Aim of the exercise: Answer with one number: how many lines hold the string "screenshot".

Stored data entries
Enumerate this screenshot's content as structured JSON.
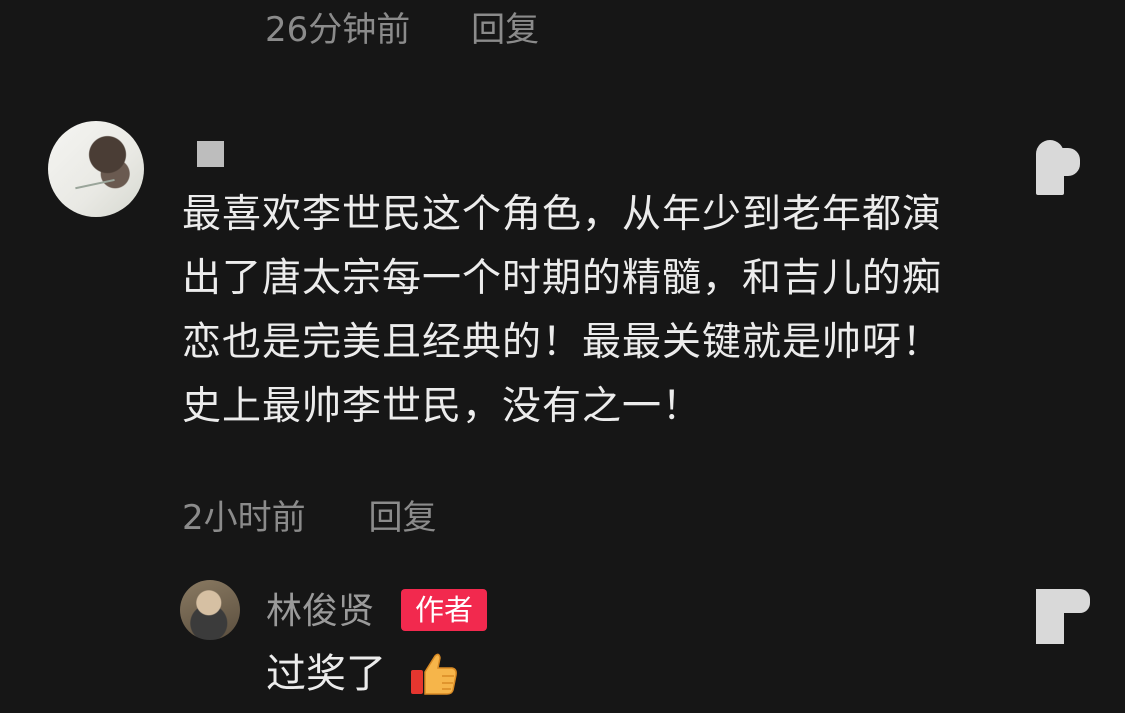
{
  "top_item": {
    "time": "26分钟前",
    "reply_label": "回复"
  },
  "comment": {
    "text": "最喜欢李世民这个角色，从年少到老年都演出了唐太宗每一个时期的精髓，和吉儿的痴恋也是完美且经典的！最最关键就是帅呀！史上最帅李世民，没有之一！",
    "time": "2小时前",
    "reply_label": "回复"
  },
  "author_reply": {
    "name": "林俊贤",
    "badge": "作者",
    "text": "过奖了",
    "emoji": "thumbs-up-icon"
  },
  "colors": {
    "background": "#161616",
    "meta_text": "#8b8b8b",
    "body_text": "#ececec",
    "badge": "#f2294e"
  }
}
...
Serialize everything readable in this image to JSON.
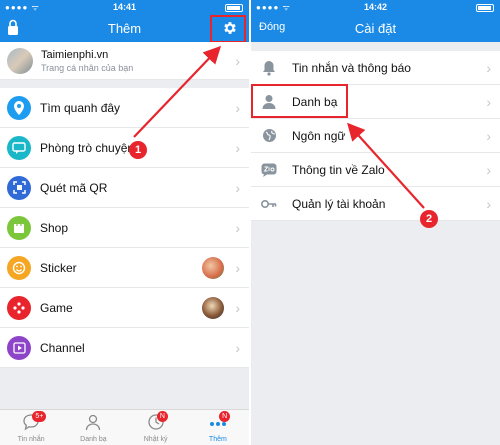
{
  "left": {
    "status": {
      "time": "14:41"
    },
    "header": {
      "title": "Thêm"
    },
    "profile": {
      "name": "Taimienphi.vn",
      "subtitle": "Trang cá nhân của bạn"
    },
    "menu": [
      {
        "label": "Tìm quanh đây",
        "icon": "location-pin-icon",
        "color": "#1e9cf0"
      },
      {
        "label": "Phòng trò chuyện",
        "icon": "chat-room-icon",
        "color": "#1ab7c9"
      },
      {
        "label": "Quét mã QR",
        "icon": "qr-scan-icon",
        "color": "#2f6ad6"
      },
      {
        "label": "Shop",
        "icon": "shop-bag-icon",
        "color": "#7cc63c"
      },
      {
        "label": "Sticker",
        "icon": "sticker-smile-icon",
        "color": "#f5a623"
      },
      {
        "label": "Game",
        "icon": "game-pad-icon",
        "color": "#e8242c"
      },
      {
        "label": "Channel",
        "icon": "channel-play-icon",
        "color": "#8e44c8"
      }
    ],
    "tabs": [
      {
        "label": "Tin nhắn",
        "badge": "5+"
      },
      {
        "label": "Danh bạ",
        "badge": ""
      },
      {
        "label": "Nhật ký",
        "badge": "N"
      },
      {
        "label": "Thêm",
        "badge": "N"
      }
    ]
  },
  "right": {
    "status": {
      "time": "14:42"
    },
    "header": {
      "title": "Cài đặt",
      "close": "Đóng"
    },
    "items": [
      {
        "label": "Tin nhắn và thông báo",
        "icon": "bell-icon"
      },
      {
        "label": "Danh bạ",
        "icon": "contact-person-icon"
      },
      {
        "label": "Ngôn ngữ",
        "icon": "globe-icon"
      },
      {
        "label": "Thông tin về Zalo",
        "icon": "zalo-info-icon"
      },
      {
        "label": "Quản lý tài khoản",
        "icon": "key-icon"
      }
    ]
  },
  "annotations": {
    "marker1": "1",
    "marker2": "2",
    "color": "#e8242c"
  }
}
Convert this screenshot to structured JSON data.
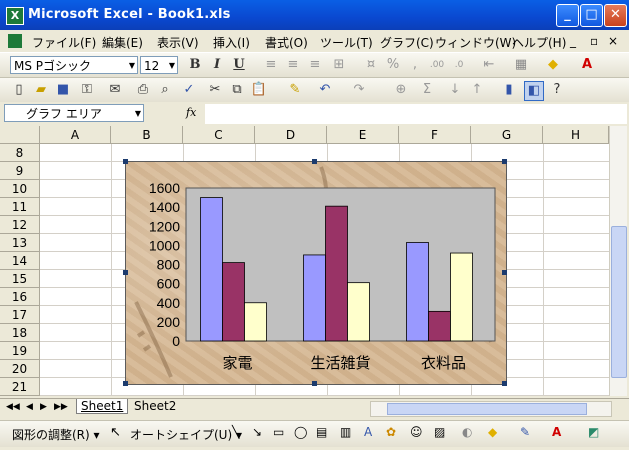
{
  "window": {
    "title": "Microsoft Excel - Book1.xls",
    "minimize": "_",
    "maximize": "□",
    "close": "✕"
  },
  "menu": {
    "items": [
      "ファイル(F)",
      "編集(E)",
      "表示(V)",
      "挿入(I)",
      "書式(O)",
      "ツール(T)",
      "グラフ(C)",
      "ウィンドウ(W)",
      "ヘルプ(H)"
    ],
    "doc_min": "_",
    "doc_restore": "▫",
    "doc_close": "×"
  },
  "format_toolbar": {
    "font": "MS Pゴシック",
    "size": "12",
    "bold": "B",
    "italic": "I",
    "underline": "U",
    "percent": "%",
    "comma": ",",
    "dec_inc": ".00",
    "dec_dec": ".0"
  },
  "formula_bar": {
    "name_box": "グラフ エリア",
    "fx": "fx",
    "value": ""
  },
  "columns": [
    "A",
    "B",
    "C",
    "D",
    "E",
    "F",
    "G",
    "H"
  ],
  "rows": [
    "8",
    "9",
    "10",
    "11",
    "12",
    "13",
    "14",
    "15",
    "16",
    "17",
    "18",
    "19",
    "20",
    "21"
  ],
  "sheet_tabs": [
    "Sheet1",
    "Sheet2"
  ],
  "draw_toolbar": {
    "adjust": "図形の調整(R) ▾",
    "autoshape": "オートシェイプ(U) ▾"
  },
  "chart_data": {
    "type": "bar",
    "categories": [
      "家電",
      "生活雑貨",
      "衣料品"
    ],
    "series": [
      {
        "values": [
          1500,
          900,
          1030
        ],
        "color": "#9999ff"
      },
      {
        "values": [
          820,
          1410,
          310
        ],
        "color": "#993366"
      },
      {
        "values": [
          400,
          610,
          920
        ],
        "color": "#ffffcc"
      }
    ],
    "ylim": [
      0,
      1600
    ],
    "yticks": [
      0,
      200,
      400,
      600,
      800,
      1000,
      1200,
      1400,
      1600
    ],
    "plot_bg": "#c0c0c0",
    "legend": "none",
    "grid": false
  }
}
--
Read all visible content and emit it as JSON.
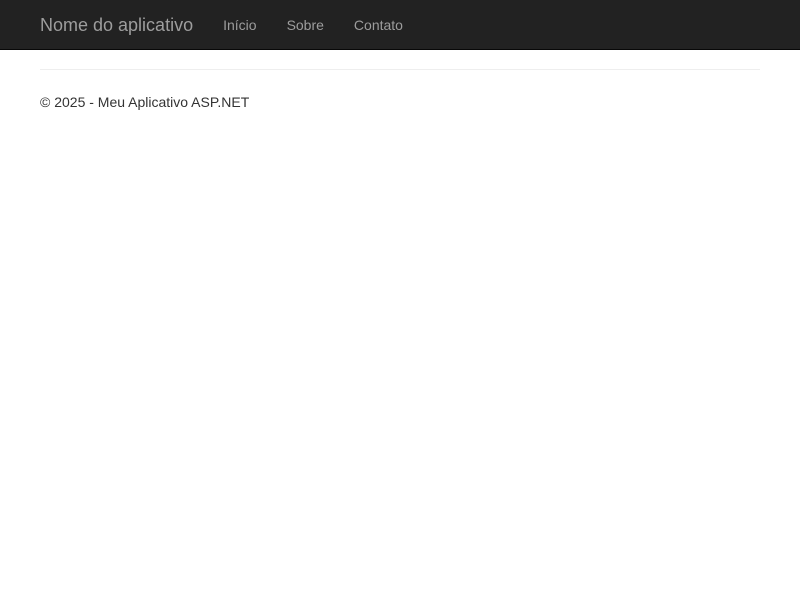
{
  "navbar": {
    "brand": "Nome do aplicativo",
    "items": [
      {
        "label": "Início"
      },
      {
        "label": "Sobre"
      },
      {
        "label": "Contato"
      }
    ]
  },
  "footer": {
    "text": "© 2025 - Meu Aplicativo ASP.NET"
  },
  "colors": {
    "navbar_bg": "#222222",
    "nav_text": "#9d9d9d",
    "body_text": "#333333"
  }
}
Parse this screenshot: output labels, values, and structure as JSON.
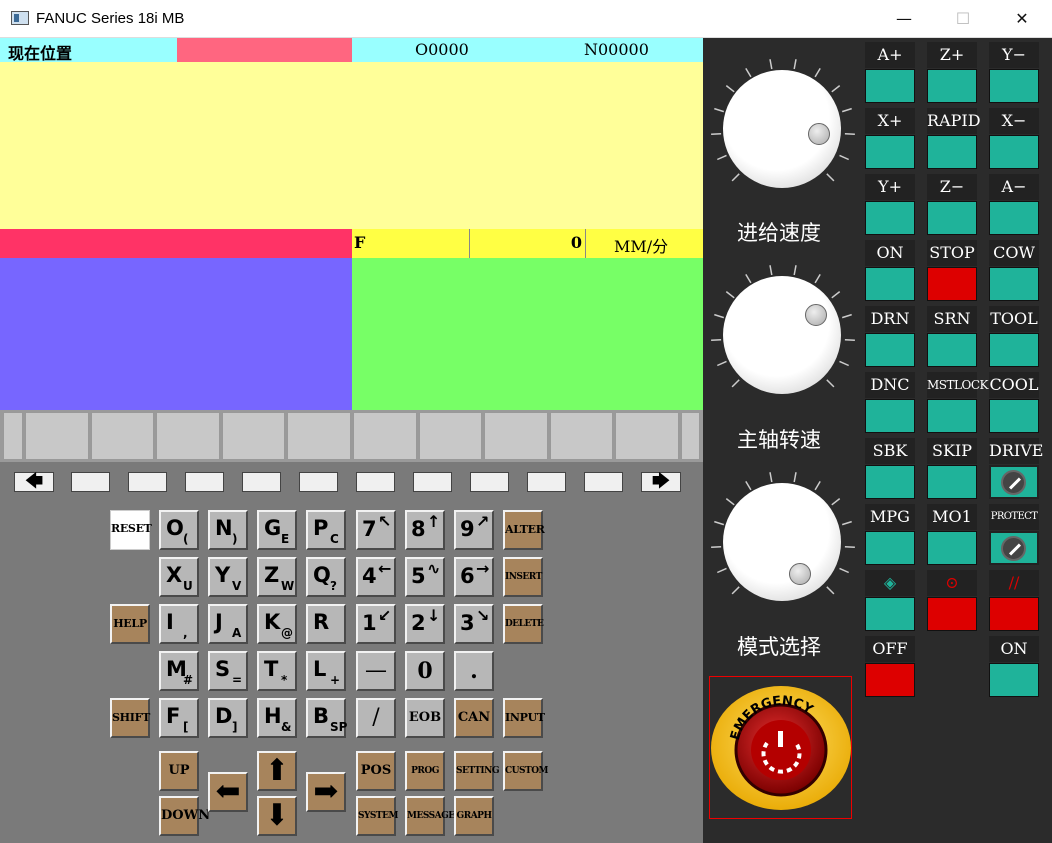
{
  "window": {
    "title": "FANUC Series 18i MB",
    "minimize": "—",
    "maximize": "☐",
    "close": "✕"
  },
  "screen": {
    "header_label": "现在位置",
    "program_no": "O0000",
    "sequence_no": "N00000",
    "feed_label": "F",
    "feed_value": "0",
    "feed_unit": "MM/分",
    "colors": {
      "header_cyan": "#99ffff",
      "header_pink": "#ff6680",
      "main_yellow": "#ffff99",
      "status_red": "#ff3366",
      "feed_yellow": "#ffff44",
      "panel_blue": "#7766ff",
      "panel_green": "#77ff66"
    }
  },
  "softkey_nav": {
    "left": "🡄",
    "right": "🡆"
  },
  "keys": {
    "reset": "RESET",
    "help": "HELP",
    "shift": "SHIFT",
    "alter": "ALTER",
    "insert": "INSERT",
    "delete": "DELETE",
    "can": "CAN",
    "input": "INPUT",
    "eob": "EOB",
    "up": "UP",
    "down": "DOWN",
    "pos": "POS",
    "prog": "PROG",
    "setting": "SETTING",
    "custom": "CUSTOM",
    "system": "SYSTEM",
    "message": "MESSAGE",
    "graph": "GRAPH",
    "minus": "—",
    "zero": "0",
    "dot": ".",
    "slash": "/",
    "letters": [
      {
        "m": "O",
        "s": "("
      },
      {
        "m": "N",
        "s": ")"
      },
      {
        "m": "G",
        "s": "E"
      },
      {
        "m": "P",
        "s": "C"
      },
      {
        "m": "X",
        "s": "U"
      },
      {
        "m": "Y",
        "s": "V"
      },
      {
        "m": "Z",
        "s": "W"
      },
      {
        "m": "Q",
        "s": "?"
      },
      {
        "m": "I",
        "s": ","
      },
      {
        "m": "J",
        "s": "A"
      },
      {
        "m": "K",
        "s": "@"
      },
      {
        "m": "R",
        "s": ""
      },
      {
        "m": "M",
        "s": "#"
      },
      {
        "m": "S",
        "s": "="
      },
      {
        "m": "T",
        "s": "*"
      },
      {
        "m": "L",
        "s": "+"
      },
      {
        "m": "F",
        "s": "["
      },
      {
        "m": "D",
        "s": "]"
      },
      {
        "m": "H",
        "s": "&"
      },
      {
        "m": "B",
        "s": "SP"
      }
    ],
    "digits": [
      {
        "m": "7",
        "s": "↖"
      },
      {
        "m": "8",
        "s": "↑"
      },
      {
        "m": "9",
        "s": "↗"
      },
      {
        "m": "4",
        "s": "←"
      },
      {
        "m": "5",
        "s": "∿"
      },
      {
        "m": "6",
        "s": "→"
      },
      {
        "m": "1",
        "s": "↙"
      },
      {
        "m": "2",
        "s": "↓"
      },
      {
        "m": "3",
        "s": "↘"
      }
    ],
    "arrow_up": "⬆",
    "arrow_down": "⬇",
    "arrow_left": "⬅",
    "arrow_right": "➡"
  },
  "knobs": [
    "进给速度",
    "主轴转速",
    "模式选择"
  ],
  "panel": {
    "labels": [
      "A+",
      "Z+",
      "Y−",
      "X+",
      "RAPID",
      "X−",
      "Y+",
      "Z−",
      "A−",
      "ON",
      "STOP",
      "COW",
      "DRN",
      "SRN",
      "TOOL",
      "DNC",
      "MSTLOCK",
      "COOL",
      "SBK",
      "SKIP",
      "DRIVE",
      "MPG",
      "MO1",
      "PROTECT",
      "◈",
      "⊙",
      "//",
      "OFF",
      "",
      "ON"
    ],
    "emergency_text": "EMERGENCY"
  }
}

Task answer: 3